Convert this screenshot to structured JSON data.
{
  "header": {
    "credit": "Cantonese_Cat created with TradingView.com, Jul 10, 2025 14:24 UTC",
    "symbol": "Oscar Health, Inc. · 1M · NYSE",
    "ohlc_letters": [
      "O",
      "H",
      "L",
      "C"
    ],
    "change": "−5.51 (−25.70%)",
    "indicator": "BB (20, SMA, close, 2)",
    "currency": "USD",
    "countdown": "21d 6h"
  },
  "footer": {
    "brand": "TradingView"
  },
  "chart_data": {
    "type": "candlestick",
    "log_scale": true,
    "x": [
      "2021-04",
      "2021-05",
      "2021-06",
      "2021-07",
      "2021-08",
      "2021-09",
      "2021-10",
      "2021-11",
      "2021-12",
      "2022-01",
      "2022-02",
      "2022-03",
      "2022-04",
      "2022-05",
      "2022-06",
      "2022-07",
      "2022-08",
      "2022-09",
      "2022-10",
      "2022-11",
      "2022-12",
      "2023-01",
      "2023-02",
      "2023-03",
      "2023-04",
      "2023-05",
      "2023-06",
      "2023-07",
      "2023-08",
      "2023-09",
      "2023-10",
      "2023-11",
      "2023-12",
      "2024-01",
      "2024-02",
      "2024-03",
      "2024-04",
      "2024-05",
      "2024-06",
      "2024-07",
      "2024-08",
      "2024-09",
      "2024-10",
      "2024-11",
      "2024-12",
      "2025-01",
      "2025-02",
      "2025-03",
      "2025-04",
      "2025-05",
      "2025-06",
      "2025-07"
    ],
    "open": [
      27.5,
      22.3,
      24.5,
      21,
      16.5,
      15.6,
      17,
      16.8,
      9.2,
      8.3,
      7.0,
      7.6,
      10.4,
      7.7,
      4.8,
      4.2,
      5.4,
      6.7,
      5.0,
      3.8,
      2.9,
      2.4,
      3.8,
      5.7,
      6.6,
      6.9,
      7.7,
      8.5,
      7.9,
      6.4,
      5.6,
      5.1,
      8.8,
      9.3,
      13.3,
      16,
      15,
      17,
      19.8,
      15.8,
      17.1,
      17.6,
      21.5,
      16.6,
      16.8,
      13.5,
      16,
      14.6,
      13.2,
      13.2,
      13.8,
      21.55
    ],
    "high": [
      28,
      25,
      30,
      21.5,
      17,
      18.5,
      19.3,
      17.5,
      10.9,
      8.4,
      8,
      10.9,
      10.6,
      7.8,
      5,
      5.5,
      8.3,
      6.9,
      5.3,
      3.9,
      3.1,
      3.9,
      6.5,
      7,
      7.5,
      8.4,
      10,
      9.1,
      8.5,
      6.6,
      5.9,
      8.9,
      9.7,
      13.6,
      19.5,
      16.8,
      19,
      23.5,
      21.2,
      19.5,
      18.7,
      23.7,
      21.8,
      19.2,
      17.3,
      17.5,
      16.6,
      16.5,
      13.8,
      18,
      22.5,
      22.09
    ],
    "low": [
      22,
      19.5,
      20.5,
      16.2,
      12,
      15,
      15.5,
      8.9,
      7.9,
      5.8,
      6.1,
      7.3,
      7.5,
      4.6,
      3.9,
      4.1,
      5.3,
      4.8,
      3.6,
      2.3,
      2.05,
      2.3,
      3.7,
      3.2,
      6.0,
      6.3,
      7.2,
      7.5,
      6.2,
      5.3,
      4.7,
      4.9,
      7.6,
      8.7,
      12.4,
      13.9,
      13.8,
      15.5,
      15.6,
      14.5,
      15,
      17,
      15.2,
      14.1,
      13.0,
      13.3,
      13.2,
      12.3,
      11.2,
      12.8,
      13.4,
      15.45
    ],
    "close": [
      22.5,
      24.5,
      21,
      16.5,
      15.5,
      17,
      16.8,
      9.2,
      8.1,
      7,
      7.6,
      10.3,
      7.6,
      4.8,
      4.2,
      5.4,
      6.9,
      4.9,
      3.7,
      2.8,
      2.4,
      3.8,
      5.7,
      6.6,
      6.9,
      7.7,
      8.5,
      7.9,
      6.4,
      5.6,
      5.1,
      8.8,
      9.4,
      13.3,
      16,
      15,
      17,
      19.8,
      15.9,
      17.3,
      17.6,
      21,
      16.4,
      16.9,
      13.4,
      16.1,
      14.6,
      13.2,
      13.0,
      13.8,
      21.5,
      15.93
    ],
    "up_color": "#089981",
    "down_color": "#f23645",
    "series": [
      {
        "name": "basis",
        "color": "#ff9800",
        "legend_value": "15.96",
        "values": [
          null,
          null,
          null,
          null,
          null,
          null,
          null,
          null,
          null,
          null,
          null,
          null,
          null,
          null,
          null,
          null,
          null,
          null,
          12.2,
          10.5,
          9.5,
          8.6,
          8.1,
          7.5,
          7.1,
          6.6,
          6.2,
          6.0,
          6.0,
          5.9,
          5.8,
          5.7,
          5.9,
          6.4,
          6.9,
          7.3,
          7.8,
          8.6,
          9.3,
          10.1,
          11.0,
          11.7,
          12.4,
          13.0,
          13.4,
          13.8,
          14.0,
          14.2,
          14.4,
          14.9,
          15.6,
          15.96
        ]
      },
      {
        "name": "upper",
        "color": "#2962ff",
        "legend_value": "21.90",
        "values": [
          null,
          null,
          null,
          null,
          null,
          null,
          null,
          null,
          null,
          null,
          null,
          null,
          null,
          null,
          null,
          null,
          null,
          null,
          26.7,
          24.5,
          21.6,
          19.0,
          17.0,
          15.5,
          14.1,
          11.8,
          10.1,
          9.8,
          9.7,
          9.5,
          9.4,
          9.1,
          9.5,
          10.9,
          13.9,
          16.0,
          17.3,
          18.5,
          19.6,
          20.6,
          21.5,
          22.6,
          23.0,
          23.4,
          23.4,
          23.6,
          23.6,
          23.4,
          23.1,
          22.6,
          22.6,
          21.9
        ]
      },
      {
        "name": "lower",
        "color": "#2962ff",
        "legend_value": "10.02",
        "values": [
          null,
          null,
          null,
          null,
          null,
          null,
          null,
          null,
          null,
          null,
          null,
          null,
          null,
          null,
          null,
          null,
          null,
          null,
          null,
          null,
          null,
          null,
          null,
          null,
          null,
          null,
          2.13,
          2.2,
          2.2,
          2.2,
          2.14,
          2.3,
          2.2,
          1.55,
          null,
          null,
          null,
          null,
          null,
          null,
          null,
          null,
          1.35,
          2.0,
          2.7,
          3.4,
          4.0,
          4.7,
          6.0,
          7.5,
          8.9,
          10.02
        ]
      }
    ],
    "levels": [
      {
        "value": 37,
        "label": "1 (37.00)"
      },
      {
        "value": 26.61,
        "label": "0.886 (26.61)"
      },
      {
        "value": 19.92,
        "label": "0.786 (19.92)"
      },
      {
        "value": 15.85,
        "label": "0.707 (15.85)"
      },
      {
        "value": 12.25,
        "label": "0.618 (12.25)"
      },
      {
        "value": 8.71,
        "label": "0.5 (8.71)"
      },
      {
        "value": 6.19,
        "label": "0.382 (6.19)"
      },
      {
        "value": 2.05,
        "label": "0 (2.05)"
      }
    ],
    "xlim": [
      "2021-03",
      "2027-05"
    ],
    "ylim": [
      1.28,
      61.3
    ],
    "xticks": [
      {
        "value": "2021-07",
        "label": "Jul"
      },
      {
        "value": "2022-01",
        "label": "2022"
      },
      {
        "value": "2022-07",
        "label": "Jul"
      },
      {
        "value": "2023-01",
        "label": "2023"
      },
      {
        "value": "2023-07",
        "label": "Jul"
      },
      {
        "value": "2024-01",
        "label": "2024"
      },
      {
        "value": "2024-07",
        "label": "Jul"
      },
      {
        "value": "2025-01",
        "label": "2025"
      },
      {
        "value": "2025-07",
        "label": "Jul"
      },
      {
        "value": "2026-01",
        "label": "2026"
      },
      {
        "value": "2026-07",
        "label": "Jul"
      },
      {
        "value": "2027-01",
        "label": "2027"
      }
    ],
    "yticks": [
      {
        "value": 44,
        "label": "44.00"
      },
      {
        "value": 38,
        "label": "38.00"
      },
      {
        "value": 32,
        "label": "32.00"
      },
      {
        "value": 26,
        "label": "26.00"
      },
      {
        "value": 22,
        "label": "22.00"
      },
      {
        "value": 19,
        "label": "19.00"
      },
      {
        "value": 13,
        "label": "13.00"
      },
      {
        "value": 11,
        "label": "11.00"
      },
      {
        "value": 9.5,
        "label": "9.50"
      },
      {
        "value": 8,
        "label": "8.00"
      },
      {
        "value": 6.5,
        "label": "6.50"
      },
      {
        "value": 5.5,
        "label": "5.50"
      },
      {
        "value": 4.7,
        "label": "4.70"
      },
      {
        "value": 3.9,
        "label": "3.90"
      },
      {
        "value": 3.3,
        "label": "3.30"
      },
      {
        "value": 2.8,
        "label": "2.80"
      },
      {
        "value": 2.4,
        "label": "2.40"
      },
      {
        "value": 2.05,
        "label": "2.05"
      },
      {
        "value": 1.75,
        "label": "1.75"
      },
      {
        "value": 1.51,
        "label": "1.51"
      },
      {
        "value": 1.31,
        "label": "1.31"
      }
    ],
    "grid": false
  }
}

YOUR OBJECTIVE:
Show every line where the string "TradingView" appears.

FINAL RESULT:
    "credit": "Cantonese_Cat created with TradingView.com, Jul 10, 2025 14:24 UTC",
    "brand": "TradingView"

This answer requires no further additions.